**WHAT IS EXPECTED:** Your task is to reproduce exactly the lines from the line with "Transcribe the text in this document." through the end of the records below.
** Start TASK DATA **
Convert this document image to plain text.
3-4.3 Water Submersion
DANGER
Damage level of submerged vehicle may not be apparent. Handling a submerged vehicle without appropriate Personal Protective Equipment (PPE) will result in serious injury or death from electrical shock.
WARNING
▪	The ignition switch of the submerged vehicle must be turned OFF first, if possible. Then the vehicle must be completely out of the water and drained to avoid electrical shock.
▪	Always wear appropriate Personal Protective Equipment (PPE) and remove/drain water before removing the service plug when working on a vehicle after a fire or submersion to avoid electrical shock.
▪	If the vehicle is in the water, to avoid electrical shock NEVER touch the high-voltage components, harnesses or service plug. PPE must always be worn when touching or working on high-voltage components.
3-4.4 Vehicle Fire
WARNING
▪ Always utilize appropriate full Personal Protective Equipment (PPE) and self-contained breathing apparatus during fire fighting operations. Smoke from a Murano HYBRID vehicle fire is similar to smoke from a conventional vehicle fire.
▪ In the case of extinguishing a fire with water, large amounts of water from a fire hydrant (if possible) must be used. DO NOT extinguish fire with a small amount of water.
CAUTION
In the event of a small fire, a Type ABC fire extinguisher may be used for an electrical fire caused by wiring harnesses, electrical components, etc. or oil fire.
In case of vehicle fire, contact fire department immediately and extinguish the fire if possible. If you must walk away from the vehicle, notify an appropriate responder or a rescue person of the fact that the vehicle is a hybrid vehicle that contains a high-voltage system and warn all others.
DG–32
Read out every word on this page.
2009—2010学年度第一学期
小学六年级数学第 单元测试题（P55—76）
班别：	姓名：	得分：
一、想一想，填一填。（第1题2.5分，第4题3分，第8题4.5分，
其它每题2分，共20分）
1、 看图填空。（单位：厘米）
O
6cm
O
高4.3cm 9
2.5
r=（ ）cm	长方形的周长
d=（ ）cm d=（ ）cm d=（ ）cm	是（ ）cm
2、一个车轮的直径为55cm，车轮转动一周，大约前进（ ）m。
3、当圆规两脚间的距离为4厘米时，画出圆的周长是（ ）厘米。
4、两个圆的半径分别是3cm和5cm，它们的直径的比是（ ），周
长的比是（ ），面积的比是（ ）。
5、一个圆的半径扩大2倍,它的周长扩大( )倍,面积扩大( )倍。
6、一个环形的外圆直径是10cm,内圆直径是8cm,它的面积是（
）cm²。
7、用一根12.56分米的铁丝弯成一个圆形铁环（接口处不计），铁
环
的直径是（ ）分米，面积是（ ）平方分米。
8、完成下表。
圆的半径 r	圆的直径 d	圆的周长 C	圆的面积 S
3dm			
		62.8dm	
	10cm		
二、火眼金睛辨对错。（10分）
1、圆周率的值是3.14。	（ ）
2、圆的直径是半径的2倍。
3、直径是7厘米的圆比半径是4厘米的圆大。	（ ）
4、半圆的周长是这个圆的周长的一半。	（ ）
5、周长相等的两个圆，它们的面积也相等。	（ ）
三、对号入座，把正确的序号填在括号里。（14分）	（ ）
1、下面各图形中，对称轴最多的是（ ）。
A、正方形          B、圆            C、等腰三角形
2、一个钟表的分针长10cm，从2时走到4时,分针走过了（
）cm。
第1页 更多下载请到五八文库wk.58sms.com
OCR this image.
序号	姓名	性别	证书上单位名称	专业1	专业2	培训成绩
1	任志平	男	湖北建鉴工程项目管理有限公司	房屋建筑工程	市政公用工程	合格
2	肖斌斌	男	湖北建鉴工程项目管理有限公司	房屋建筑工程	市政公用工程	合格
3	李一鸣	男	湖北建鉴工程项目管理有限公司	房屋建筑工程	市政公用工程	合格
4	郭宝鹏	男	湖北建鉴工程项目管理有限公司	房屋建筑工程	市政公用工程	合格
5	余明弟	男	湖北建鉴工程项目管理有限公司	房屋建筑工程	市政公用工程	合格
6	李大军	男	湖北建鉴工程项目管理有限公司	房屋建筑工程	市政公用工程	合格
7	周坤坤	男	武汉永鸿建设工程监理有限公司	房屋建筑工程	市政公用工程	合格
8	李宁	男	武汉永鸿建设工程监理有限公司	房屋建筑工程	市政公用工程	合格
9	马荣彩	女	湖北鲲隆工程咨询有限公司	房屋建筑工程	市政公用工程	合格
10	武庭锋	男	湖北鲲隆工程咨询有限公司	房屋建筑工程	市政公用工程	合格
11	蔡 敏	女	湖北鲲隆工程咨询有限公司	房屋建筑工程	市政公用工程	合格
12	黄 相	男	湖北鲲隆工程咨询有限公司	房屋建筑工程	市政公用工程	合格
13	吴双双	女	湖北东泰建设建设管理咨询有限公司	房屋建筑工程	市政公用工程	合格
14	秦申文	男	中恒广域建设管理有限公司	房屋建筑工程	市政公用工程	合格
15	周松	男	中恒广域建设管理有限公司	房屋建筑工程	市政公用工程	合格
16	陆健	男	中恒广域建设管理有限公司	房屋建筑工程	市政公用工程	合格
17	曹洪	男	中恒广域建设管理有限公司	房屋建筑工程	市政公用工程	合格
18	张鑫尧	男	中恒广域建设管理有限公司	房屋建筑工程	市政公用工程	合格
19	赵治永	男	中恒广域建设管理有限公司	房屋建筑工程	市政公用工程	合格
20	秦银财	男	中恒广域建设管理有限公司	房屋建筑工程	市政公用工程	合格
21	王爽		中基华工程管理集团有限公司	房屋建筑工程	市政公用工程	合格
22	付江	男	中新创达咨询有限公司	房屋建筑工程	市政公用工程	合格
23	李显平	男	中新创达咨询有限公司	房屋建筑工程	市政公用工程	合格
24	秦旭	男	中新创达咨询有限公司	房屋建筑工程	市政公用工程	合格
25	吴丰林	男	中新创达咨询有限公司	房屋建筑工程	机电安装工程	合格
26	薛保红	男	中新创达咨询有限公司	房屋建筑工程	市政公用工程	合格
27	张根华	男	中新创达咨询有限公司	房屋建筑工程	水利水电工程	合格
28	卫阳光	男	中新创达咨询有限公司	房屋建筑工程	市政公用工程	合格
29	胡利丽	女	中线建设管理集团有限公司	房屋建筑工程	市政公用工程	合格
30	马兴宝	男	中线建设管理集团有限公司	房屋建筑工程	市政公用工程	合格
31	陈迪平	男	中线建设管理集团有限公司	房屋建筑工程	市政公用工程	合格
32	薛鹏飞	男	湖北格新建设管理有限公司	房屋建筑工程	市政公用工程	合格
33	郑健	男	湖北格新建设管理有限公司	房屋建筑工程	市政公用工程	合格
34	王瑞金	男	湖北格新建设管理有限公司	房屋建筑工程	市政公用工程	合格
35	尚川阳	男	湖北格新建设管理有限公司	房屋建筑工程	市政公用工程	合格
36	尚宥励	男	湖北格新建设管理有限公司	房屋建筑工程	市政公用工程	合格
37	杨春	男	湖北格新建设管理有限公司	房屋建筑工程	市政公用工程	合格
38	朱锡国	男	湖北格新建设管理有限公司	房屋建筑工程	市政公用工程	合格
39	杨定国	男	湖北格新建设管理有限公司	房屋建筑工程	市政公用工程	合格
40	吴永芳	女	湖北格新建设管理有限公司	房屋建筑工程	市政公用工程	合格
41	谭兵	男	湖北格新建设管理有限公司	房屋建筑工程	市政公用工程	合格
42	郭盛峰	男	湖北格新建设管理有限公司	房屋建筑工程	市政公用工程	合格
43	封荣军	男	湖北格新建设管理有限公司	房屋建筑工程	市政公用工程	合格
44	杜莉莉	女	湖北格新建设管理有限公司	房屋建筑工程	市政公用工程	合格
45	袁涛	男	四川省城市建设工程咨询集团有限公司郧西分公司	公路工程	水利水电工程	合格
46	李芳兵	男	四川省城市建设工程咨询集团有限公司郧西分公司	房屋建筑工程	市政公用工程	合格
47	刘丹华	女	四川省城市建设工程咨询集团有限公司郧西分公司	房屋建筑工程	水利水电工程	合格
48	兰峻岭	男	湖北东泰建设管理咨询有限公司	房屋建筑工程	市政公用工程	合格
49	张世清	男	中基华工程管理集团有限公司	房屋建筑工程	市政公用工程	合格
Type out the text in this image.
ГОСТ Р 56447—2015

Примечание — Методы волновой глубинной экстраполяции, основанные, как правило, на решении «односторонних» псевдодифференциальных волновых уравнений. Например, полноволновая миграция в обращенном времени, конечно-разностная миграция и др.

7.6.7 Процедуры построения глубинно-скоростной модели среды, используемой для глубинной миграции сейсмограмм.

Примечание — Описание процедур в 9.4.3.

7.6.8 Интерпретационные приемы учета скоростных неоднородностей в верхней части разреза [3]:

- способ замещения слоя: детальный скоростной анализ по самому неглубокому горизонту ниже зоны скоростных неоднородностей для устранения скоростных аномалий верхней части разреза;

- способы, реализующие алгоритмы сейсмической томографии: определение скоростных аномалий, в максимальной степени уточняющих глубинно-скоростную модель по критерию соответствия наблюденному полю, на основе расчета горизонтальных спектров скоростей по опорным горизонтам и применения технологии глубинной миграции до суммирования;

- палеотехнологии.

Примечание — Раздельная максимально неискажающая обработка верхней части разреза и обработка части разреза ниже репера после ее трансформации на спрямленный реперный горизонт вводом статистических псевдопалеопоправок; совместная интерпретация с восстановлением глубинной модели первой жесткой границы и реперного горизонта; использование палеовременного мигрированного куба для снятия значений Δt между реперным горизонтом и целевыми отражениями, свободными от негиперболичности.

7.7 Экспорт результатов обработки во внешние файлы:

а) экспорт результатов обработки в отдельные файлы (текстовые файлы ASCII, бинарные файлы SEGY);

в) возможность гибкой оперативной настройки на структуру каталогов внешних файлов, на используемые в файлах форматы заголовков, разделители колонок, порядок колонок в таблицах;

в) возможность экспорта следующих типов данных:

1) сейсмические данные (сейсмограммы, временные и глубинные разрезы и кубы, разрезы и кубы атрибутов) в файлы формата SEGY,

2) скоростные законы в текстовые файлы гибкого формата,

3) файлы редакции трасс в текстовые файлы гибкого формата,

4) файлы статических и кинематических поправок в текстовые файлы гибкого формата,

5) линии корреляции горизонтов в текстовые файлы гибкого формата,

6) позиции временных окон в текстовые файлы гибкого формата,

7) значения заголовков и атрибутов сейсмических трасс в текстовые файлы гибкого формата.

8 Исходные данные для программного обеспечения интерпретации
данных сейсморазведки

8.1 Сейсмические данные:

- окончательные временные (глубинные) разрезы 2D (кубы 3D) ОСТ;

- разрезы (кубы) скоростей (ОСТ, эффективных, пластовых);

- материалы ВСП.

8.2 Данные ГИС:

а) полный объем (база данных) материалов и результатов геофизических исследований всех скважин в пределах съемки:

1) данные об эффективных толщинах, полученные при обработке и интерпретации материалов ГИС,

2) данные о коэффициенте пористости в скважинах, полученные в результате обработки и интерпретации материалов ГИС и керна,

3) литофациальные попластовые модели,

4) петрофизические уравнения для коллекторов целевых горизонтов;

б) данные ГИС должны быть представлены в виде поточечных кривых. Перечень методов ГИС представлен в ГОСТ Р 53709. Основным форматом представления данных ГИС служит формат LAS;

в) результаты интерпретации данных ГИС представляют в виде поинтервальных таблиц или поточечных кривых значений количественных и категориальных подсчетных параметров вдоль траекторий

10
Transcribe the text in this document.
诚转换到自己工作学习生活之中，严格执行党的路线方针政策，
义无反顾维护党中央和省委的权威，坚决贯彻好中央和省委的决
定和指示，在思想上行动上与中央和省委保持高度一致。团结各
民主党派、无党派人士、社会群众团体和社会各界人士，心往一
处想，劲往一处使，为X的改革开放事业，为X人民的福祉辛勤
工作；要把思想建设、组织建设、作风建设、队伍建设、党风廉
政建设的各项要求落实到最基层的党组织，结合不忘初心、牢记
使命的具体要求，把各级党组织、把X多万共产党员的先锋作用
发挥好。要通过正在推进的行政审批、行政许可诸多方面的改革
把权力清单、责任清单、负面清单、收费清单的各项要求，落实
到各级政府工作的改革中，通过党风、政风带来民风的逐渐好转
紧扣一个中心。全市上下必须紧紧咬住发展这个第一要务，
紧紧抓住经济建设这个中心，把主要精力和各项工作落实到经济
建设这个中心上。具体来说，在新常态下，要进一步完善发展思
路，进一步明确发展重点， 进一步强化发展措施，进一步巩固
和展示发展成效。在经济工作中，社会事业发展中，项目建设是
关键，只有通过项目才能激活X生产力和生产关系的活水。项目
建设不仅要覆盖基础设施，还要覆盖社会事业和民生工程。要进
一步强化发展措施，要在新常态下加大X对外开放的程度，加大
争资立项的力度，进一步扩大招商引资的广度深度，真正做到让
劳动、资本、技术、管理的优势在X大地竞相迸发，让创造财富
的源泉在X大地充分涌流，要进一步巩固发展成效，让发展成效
** End TASK DATA **
**THE SOLUTION:**
Transcribe the text in this document.
诚转换到自己工作学习生活之中，严格执行党的路线方针政策，
义无反顾维护党中央和省委的权威，坚决贯彻好中央和省委的决
定和指示，在思想上行动上与中央和省委保持高度一致。团结各
民主党派、无党派人士、社会群众团体和社会各界人士，心往一
处想，劲往一处使，为X的改革开放事业，为X人民的福祉辛勤
工作；要把思想建设、组织建设、作风建设、队伍建设、党风廉
政建设的各项要求落实到最基层的党组织，结合不忘初心、牢记
使命的具体要求，把各级党组织、把X多万共产党员的先锋作用
发挥好。要通过正在推进的行政审批、行政许可诸多方面的改革
把权力清单、责任清单、负面清单、收费清单的各项要求，落实
到各级政府工作的改革中，通过党风、政风带来民风的逐渐好转
紧扣一个中心。全市上下必须紧紧咬住发展这个第一要务，
紧紧抓住经济建设这个中心，把主要精力和各项工作落实到经济
建设这个中心上。具体来说，在新常态下，要进一步完善发展思
路，进一步明确发展重点， 进一步强化发展措施，进一步巩固
和展示发展成效。在经济工作中，社会事业发展中，项目建设是
关键，只有通过项目才能激活X生产力和生产关系的活水。项目
建设不仅要覆盖基础设施，还要覆盖社会事业和民生工程。要进
一步强化发展措施，要在新常态下加大X对外开放的程度，加大
争资立项的力度，进一步扩大招商引资的广度深度，真正做到让
劳动、资本、技术、管理的优势在X大地竞相迸发，让创造财富
的源泉在X大地充分涌流，要进一步巩固发展成效，让发展成效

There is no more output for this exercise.